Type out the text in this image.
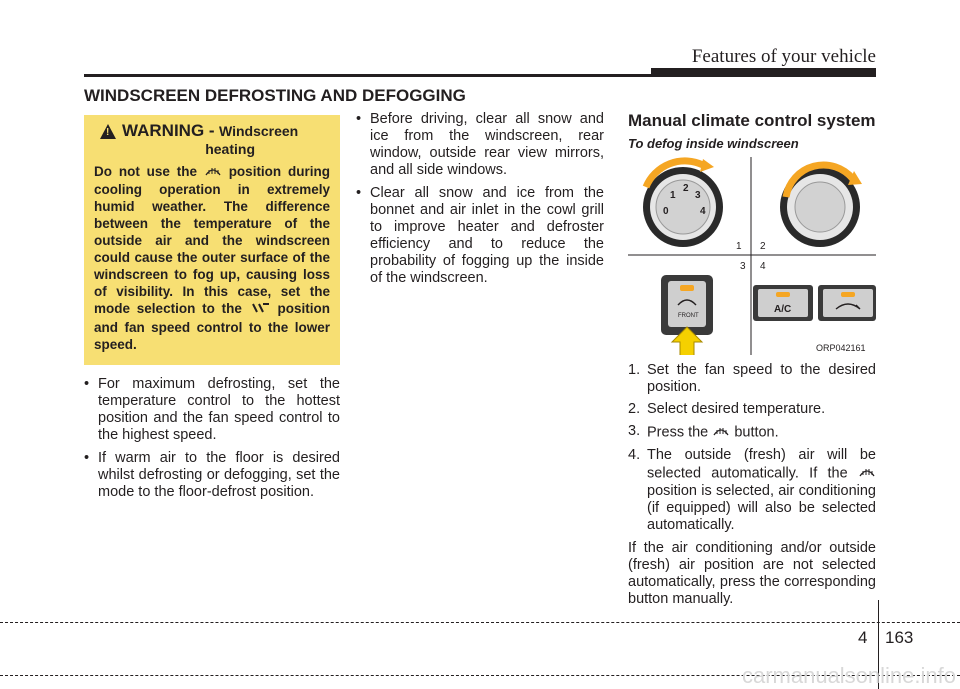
Features of your vehicle
WINDSCREEN DEFROSTING AND DEFOGGING
!
WARNING - Windscreen
heating
Do not use the position during cooling operation in extremely humid weather. The difference between the temperature of the outside air and the windscreen could cause the outer surface of the windscreen to fog up, causing loss of visibility. In this case, set the mode selection to the	position and fan speed control to the lower speed.
• For maximum defrosting, set the temperature control to the hottest position and the fan speed control to the highest speed.
• If warm air to the floor is desired whilst defrosting or defogging, set the mode to the floor-defrost position.
• Before driving, clear all snow and ice from the windscreen, rear window, outside rear view mirrors, and all side windows.
• Clear all snow and ice from the bonnet and air inlet in the cowl grill to improve heater and defroster efficiency and to reduce the probability of fogging up the inside of the windscreen.
Manual climate control system
To defog inside windscreen
0
1
2
3
4
1 2
3 4
FRONT
A/C
ORP042161
1. Set the fan speed to the desired position.
2. Select desired temperature.
3. Press the button.
4. The outside (fresh) air will be selected automatically. If the  position is selected, air conditioning (if equipped) will also be selected automatically.

If the air conditioning and/or outside (fresh) air position are not selected automatically, press the corresponding button manually.

4 163
carmanualsonline.info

_ _ _ _ _

(Goal): Copy every record character for character. Skip the pictures.

(Reply):
Type out the text in this image.
Features of your vehicle
WINDSCREEN DEFROSTING AND DEFOGGING
!
WARNING - Windscreen
heating
Do not use the position during cooling operation in extremely humid weather. The difference between the temperature of the outside air and the windscreen could cause the outer surface of the windscreen to fog up, causing loss of visibility. In this case, set the mode selection to the	position and fan speed control to the lower speed.
• For maximum defrosting, set the temperature control to the hottest position and the fan speed control to the highest speed.
• If warm air to the floor is desired whilst defrosting or defogging, set the mode to the floor-defrost position.
• Before driving, clear all snow and ice from the windscreen, rear window, outside rear view mirrors, and all side windows.
• Clear all snow and ice from the bonnet and air inlet in the cowl grill to improve heater and defroster efficiency and to reduce the probability of fogging up the inside of the windscreen.
Manual climate control system
To defog inside windscreen
0
1
2
3
4
1 2
3 4
FRONT
A/C
ORP042161
1. Set the fan speed to the desired position.
2. Select desired temperature.
3. Press the button.
4. The outside (fresh) air will be selected automatically. If the  position is selected, air conditioning (if equipped) will also be selected automatically.

If the air conditioning and/or outside (fresh) air position are not selected automatically, press the corresponding button manually.

4 163
carmanualsonline.info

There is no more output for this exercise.